■ **Provided material**:

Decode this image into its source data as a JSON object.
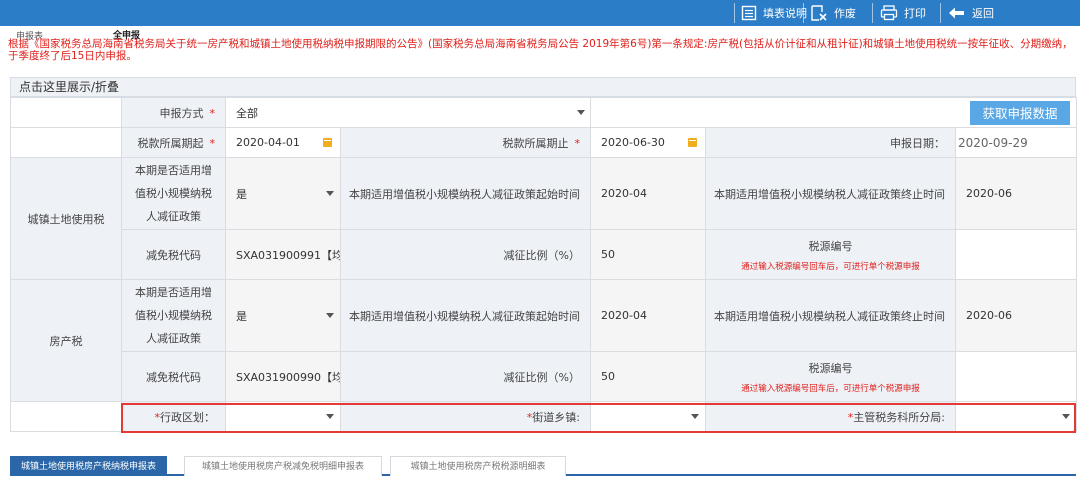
{
  "toolbar": {
    "fill_guide": "填表说明",
    "void": "作废",
    "print": "打印",
    "back": "返回"
  },
  "header": {
    "tab_left": "申报表",
    "tab_right": "全申报"
  },
  "notice": "根据《国家税务总局海南省税务局关于统一房产税和城镇土地使用税纳税申报期限的公告》(国家税务总局海南省税务局公告 2019年第6号)第一条规定:房产税(包括从价计征和从租计征)和城镇土地使用税统一按年征收、分期缴纳，于季度终了后15日内申报。",
  "toggle_label": "点击这里展示/折叠",
  "form": {
    "declare_mode_label": "申报方式",
    "declare_mode_value": "全部",
    "fetch_button": "获取申报数据",
    "period_start_label": "税款所属期起",
    "period_start_value": "2020-04-01",
    "period_end_label": "税款所属期止",
    "period_end_value": "2020-06-30",
    "declare_date_label": "申报日期：",
    "declare_date_value": "2020-09-29",
    "required_mark": "*",
    "land_tax": {
      "section": "城镇土地使用税",
      "small_scale_line1": "本期是否适用增",
      "small_scale_line2": "值税小规模纳税",
      "small_scale_line3": "人减征政策",
      "small_scale_value": "是",
      "policy_start_label": "本期适用增值税小规模纳税人减征政策起始时间",
      "policy_start_value": "2020-04",
      "policy_end_label": "本期适用增值税小规模纳税人减征政策终止时间",
      "policy_end_value": "2020-06",
      "relief_code_label": "减免税代码",
      "relief_code_value": "SXA031900991【均",
      "relief_ratio_label": "减征比例（%）",
      "relief_ratio_value": "50",
      "source_no_label": "税源编号",
      "source_no_hint": "通过输入税源编号回车后，可进行单个税源申报"
    },
    "property_tax": {
      "section": "房产税",
      "small_scale_line1": "本期是否适用增",
      "small_scale_line2": "值税小规模纳税",
      "small_scale_line3": "人减征政策",
      "small_scale_value": "是",
      "policy_start_label": "本期适用增值税小规模纳税人减征政策起始时间",
      "policy_start_value": "2020-04",
      "policy_end_label": "本期适用增值税小规模纳税人减征政策终止时间",
      "policy_end_value": "2020-06",
      "relief_code_label": "减免税代码",
      "relief_code_value": "SXA031900990【均",
      "relief_ratio_label": "减征比例（%）",
      "relief_ratio_value": "50",
      "source_no_label": "税源编号",
      "source_no_hint": "通过输入税源编号回车后，可进行单个税源申报"
    },
    "admin_region_label": "行政区划：",
    "street_label": "街道乡镇:",
    "tax_office_label": "主管税务科所分局:"
  },
  "tabs": [
    "城镇土地使用税房产税纳税申报表",
    "城镇土地使用税房产税减免税明细申报表",
    "城镇土地使用税房产税税源明细表"
  ],
  "colors": {
    "toolbar": "#2b7dc8",
    "alert_red": "#e0201b",
    "fetch_button": "#5aa7e6",
    "active_tab": "#2b67a8",
    "calendar_icon": "#f0ad1e"
  }
}
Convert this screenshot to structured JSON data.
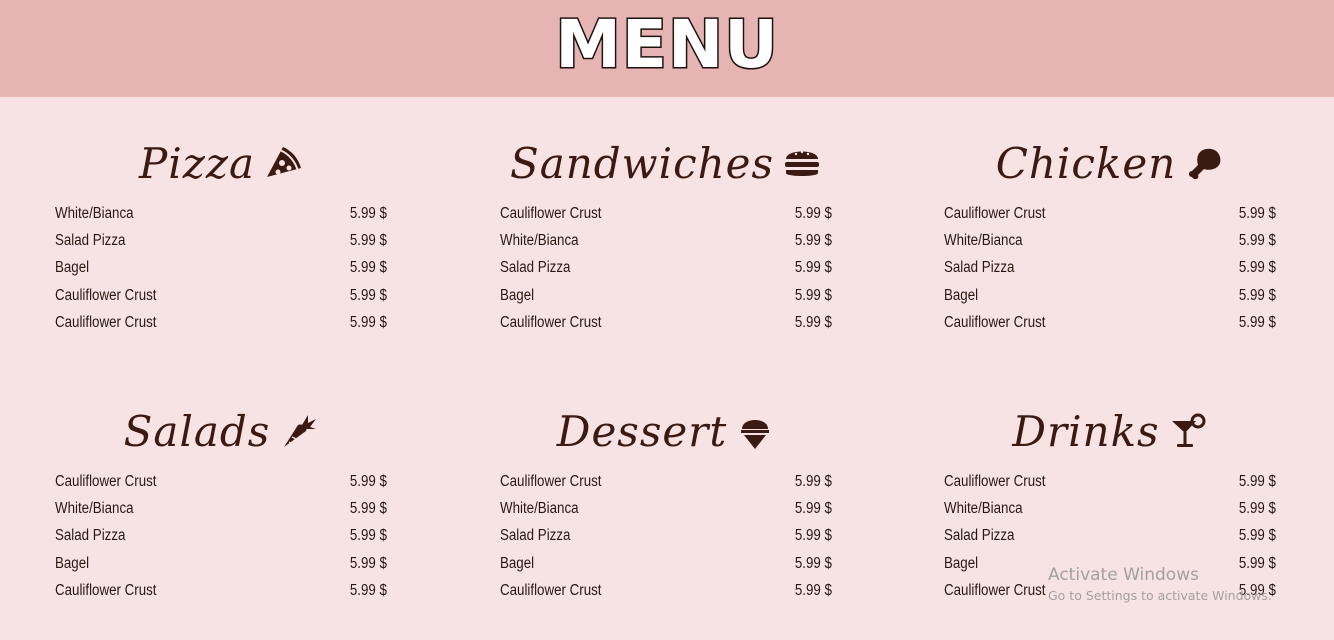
{
  "header": {
    "title": "MENU"
  },
  "sections": [
    {
      "title": "Pizza",
      "icon": "pizza-slice-icon",
      "items": [
        {
          "name": "White/Bianca",
          "price": "5.99 $"
        },
        {
          "name": "Salad Pizza",
          "price": "5.99 $"
        },
        {
          "name": "Bagel",
          "price": "5.99 $"
        },
        {
          "name": "Cauliflower Crust",
          "price": "5.99 $"
        },
        {
          "name": "Cauliflower Crust",
          "price": "5.99 $"
        }
      ]
    },
    {
      "title": "Sandwiches",
      "icon": "hamburger-icon",
      "items": [
        {
          "name": "Cauliflower Crust",
          "price": "5.99 $"
        },
        {
          "name": "White/Bianca",
          "price": "5.99 $"
        },
        {
          "name": "Salad Pizza",
          "price": "5.99 $"
        },
        {
          "name": "Bagel",
          "price": "5.99 $"
        },
        {
          "name": "Cauliflower Crust",
          "price": "5.99 $"
        }
      ]
    },
    {
      "title": "Chicken",
      "icon": "drumstick-icon",
      "items": [
        {
          "name": "Cauliflower Crust",
          "price": "5.99 $"
        },
        {
          "name": "White/Bianca",
          "price": "5.99 $"
        },
        {
          "name": "Salad Pizza",
          "price": "5.99 $"
        },
        {
          "name": "Bagel",
          "price": "5.99 $"
        },
        {
          "name": "Cauliflower Crust",
          "price": "5.99 $"
        }
      ]
    },
    {
      "title": "Salads",
      "icon": "carrot-icon",
      "items": [
        {
          "name": "Cauliflower Crust",
          "price": "5.99 $"
        },
        {
          "name": "White/Bianca",
          "price": "5.99 $"
        },
        {
          "name": "Salad Pizza",
          "price": "5.99 $"
        },
        {
          "name": "Bagel",
          "price": "5.99 $"
        },
        {
          "name": "Cauliflower Crust",
          "price": "5.99 $"
        }
      ]
    },
    {
      "title": "Dessert",
      "icon": "ice-cream-icon",
      "items": [
        {
          "name": "Cauliflower Crust",
          "price": "5.99 $"
        },
        {
          "name": "White/Bianca",
          "price": "5.99 $"
        },
        {
          "name": "Salad Pizza",
          "price": "5.99 $"
        },
        {
          "name": "Bagel",
          "price": "5.99 $"
        },
        {
          "name": "Cauliflower Crust",
          "price": "5.99 $"
        }
      ]
    },
    {
      "title": "Drinks",
      "icon": "cocktail-icon",
      "items": [
        {
          "name": "Cauliflower Crust",
          "price": "5.99 $"
        },
        {
          "name": "White/Bianca",
          "price": "5.99 $"
        },
        {
          "name": "Salad Pizza",
          "price": "5.99 $"
        },
        {
          "name": "Bagel",
          "price": "5.99 $"
        },
        {
          "name": "Cauliflower Crust",
          "price": "5.99 $"
        }
      ]
    }
  ],
  "watermark": {
    "title": "Activate Windows",
    "subtitle": "Go to Settings to activate Windows."
  },
  "colors": {
    "header_bg": "#e6b5b3",
    "page_bg": "#f7e3e3",
    "text": "#2a1712",
    "title": "#3a1a12"
  }
}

■ **Exercise instructions**: Copy the material above exactly and drop the pictures.

■ **Full solution**:
Decode this image into its source data as a JSON object.
{
  "toolbar": {
    "fill_guide": "填表说明",
    "void": "作废",
    "print": "打印",
    "back": "返回"
  },
  "header": {
    "tab_left": "申报表",
    "tab_right": "全申报"
  },
  "notice": "根据《国家税务总局海南省税务局关于统一房产税和城镇土地使用税纳税申报期限的公告》(国家税务总局海南省税务局公告 2019年第6号)第一条规定:房产税(包括从价计征和从租计征)和城镇土地使用税统一按年征收、分期缴纳，于季度终了后15日内申报。",
  "toggle_label": "点击这里展示/折叠",
  "form": {
    "declare_mode_label": "申报方式",
    "declare_mode_value": "全部",
    "fetch_button": "获取申报数据",
    "period_start_label": "税款所属期起",
    "period_start_value": "2020-04-01",
    "period_end_label": "税款所属期止",
    "period_end_value": "2020-06-30",
    "declare_date_label": "申报日期：",
    "declare_date_value": "2020-09-29",
    "required_mark": "*",
    "land_tax": {
      "section": "城镇土地使用税",
      "small_scale_line1": "本期是否适用增",
      "small_scale_line2": "值税小规模纳税",
      "small_scale_line3": "人减征政策",
      "small_scale_value": "是",
      "policy_start_label": "本期适用增值税小规模纳税人减征政策起始时间",
      "policy_start_value": "2020-04",
      "policy_end_label": "本期适用增值税小规模纳税人减征政策终止时间",
      "policy_end_value": "2020-06",
      "relief_code_label": "减免税代码",
      "relief_code_value": "SXA031900991【均",
      "relief_ratio_label": "减征比例（%）",
      "relief_ratio_value": "50",
      "source_no_label": "税源编号",
      "source_no_hint": "通过输入税源编号回车后，可进行单个税源申报"
    },
    "property_tax": {
      "section": "房产税",
      "small_scale_line1": "本期是否适用增",
      "small_scale_line2": "值税小规模纳税",
      "small_scale_line3": "人减征政策",
      "small_scale_value": "是",
      "policy_start_label": "本期适用增值税小规模纳税人减征政策起始时间",
      "policy_start_value": "2020-04",
      "policy_end_label": "本期适用增值税小规模纳税人减征政策终止时间",
      "policy_end_value": "2020-06",
      "relief_code_label": "减免税代码",
      "relief_code_value": "SXA031900990【均",
      "relief_ratio_label": "减征比例（%）",
      "relief_ratio_value": "50",
      "source_no_label": "税源编号",
      "source_no_hint": "通过输入税源编号回车后，可进行单个税源申报"
    },
    "admin_region_label": "行政区划：",
    "street_label": "街道乡镇:",
    "tax_office_label": "主管税务科所分局:"
  },
  "tabs": [
    "城镇土地使用税房产税纳税申报表",
    "城镇土地使用税房产税减免税明细申报表",
    "城镇土地使用税房产税税源明细表"
  ],
  "colors": {
    "toolbar": "#2b7dc8",
    "alert_red": "#e0201b",
    "fetch_button": "#5aa7e6",
    "active_tab": "#2b67a8",
    "calendar_icon": "#f0ad1e"
  }
}
Convert this screenshot to structured JSON data.
{
  "header": {
    "title": "MENU"
  },
  "sections": [
    {
      "title": "Pizza",
      "icon": "pizza-slice-icon",
      "items": [
        {
          "name": "White/Bianca",
          "price": "5.99 $"
        },
        {
          "name": "Salad Pizza",
          "price": "5.99 $"
        },
        {
          "name": "Bagel",
          "price": "5.99 $"
        },
        {
          "name": "Cauliflower Crust",
          "price": "5.99 $"
        },
        {
          "name": "Cauliflower Crust",
          "price": "5.99 $"
        }
      ]
    },
    {
      "title": "Sandwiches",
      "icon": "hamburger-icon",
      "items": [
        {
          "name": "Cauliflower Crust",
          "price": "5.99 $"
        },
        {
          "name": "White/Bianca",
          "price": "5.99 $"
        },
        {
          "name": "Salad Pizza",
          "price": "5.99 $"
        },
        {
          "name": "Bagel",
          "price": "5.99 $"
        },
        {
          "name": "Cauliflower Crust",
          "price": "5.99 $"
        }
      ]
    },
    {
      "title": "Chicken",
      "icon": "drumstick-icon",
      "items": [
        {
          "name": "Cauliflower Crust",
          "price": "5.99 $"
        },
        {
          "name": "White/Bianca",
          "price": "5.99 $"
        },
        {
          "name": "Salad Pizza",
          "price": "5.99 $"
        },
        {
          "name": "Bagel",
          "price": "5.99 $"
        },
        {
          "name": "Cauliflower Crust",
          "price": "5.99 $"
        }
      ]
    },
    {
      "title": "Salads",
      "icon": "carrot-icon",
      "items": [
        {
          "name": "Cauliflower Crust",
          "price": "5.99 $"
        },
        {
          "name": "White/Bianca",
          "price": "5.99 $"
        },
        {
          "name": "Salad Pizza",
          "price": "5.99 $"
        },
        {
          "name": "Bagel",
          "price": "5.99 $"
        },
        {
          "name": "Cauliflower Crust",
          "price": "5.99 $"
        }
      ]
    },
    {
      "title": "Dessert",
      "icon": "ice-cream-icon",
      "items": [
        {
          "name": "Cauliflower Crust",
          "price": "5.99 $"
        },
        {
          "name": "White/Bianca",
          "price": "5.99 $"
        },
        {
          "name": "Salad Pizza",
          "price": "5.99 $"
        },
        {
          "name": "Bagel",
          "price": "5.99 $"
        },
        {
          "name": "Cauliflower Crust",
          "price": "5.99 $"
        }
      ]
    },
    {
      "title": "Drinks",
      "icon": "cocktail-icon",
      "items": [
        {
          "name": "Cauliflower Crust",
          "price": "5.99 $"
        },
        {
          "name": "White/Bianca",
          "price": "5.99 $"
        },
        {
          "name": "Salad Pizza",
          "price": "5.99 $"
        },
        {
          "name": "Bagel",
          "price": "5.99 $"
        },
        {
          "name": "Cauliflower Crust",
          "price": "5.99 $"
        }
      ]
    }
  ],
  "watermark": {
    "title": "Activate Windows",
    "subtitle": "Go to Settings to activate Windows."
  },
  "colors": {
    "header_bg": "#e6b5b3",
    "page_bg": "#f7e3e3",
    "text": "#2a1712",
    "title": "#3a1a12"
  }
}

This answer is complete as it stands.